**TASK REQUIREMENTS:** Comb the records below for the string "text" and copy each line where it turns up.

(Dataset items)
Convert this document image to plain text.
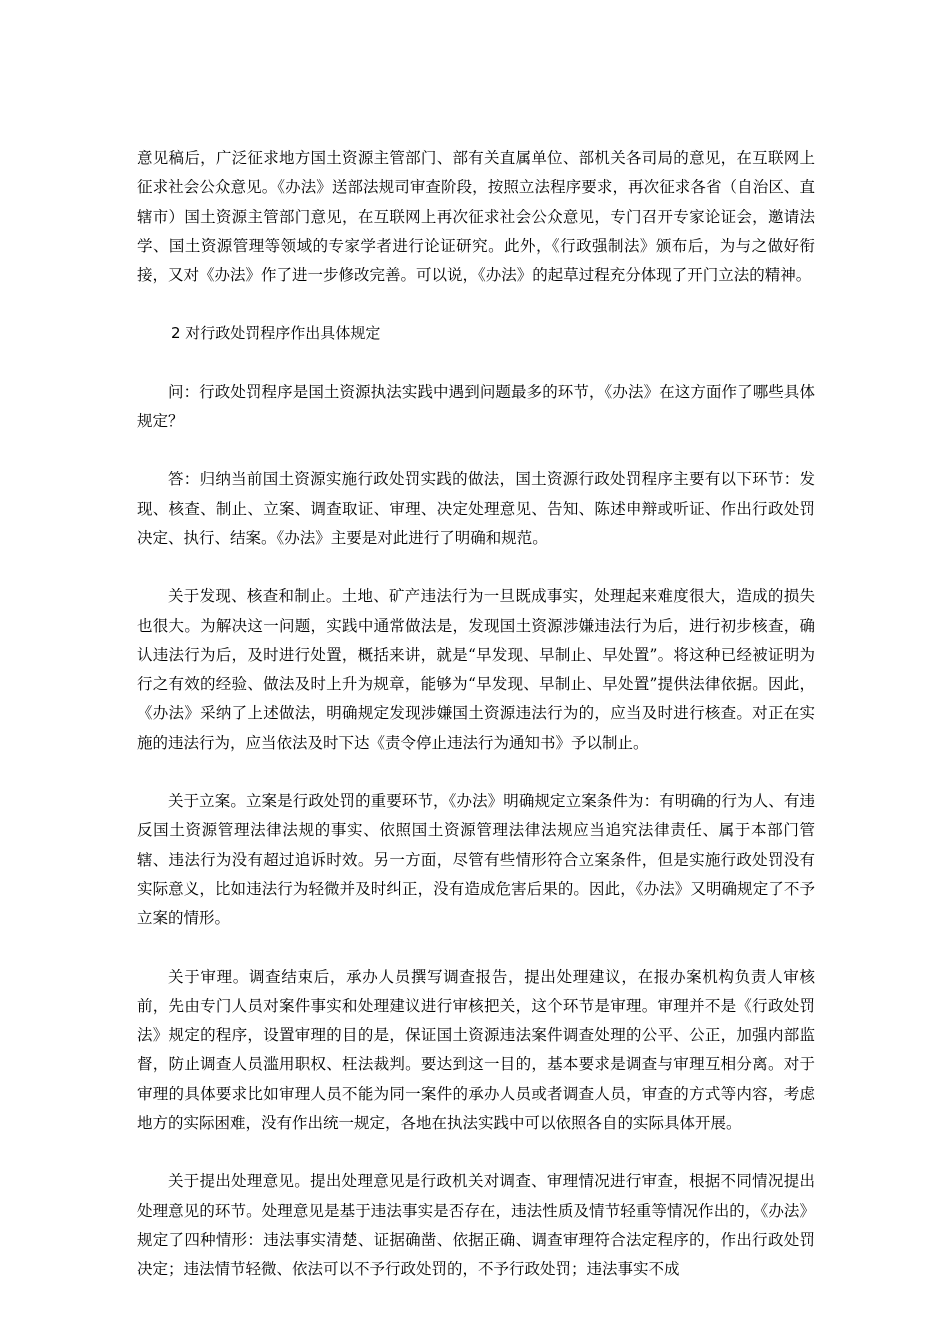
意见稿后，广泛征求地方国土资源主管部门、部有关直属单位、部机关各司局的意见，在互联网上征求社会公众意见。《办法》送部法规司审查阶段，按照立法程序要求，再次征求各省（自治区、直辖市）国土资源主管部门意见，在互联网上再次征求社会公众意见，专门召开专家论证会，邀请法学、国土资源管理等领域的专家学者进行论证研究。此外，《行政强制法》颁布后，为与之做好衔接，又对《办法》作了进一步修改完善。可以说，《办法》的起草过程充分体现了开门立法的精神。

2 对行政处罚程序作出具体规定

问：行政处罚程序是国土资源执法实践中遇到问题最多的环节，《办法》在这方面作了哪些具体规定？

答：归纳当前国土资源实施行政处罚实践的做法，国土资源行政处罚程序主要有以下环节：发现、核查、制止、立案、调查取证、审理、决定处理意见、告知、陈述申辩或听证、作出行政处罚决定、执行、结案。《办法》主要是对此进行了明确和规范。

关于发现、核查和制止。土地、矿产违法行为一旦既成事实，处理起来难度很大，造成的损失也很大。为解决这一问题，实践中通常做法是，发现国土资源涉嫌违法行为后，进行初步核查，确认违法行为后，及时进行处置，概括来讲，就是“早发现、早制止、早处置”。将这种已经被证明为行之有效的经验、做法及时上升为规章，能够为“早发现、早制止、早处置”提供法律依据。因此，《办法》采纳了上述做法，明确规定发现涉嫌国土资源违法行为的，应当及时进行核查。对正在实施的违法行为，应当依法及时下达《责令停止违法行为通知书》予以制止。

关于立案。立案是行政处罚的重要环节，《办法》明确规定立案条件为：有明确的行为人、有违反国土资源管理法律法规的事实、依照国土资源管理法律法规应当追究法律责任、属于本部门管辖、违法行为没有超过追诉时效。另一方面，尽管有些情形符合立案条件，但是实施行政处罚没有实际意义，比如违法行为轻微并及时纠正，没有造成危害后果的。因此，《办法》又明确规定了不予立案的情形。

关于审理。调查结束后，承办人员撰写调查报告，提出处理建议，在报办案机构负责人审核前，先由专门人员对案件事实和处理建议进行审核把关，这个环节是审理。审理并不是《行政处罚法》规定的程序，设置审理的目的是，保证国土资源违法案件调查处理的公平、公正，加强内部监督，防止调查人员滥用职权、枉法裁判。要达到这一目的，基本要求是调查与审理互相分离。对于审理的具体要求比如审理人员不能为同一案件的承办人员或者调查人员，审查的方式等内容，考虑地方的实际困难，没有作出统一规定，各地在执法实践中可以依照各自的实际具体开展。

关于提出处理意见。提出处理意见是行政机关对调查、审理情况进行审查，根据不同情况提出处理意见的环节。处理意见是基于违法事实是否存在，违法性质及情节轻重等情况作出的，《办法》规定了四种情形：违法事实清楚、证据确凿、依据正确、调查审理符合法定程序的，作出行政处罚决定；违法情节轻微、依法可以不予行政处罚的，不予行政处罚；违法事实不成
==
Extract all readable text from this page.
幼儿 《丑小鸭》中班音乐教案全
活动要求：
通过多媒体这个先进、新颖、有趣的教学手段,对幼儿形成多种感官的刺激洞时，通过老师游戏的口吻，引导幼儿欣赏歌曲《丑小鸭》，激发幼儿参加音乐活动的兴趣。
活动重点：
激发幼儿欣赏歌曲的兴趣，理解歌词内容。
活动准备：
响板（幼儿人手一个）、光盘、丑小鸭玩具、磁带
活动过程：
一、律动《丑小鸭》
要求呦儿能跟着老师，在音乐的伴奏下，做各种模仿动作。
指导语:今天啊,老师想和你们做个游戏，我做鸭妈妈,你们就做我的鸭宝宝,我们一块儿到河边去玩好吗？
---
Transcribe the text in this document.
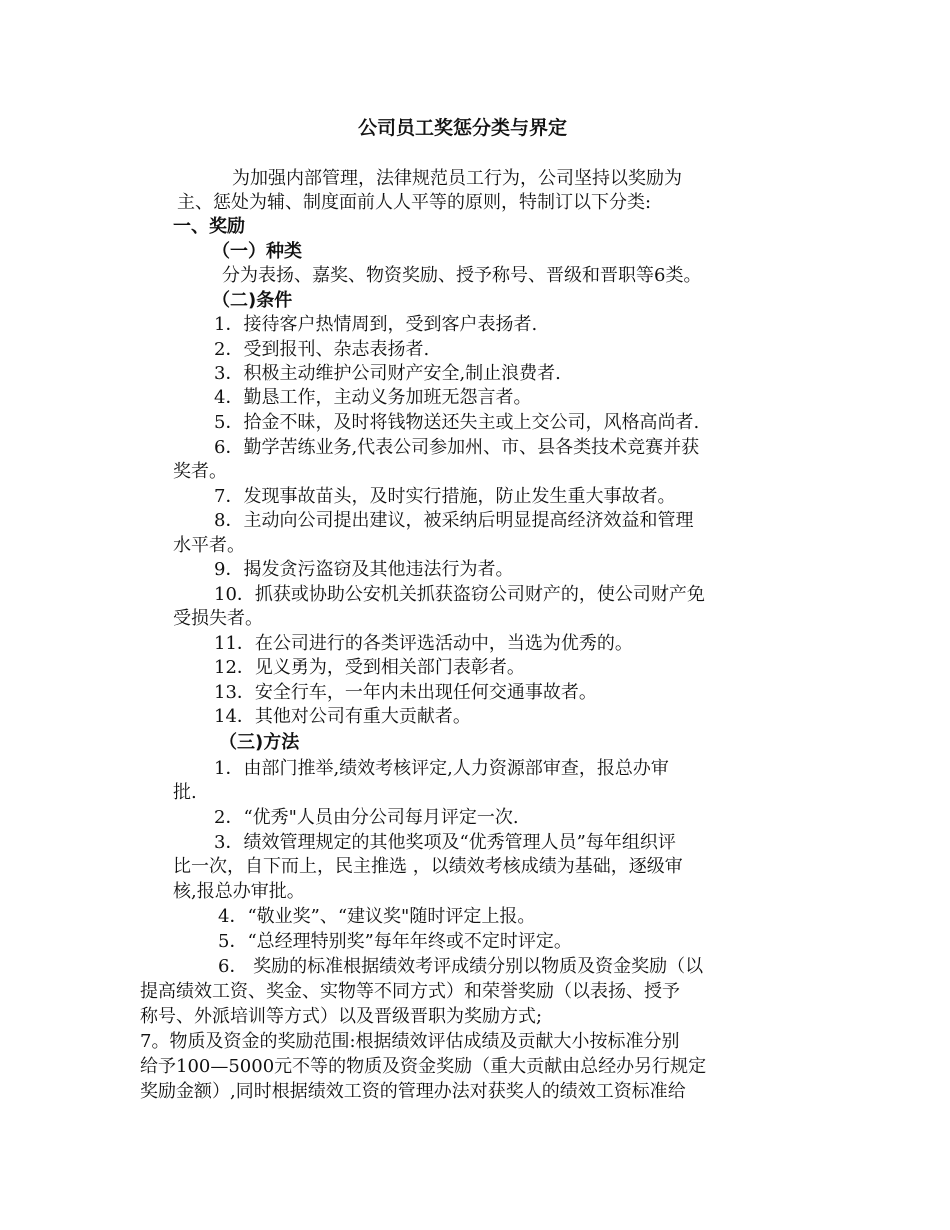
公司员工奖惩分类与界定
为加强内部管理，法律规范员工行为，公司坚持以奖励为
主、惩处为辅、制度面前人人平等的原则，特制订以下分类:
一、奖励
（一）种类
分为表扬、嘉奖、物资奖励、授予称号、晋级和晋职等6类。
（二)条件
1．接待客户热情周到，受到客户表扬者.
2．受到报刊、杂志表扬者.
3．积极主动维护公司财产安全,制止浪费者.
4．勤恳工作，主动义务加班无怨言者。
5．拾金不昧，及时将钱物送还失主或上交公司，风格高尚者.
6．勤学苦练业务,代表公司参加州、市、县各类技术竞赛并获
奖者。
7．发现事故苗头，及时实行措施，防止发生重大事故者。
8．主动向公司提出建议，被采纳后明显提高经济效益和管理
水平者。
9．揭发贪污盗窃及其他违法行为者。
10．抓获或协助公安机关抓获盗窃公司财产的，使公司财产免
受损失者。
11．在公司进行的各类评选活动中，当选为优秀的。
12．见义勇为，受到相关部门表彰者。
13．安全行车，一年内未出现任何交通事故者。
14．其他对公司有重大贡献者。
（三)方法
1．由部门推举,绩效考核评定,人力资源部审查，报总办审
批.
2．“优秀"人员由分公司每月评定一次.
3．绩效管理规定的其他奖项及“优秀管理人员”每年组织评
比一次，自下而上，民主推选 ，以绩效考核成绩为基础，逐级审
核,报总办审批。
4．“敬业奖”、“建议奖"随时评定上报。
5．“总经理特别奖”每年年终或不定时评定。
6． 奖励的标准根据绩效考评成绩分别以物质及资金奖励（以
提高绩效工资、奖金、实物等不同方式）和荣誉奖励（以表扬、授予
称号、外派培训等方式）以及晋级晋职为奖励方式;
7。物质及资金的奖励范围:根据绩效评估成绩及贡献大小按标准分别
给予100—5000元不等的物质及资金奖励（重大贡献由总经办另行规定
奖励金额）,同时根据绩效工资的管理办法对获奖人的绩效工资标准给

**FULL ANSWER:**
Convert this document image to plain text.
Extract all readable text from this page.
Transcribe the text in this document.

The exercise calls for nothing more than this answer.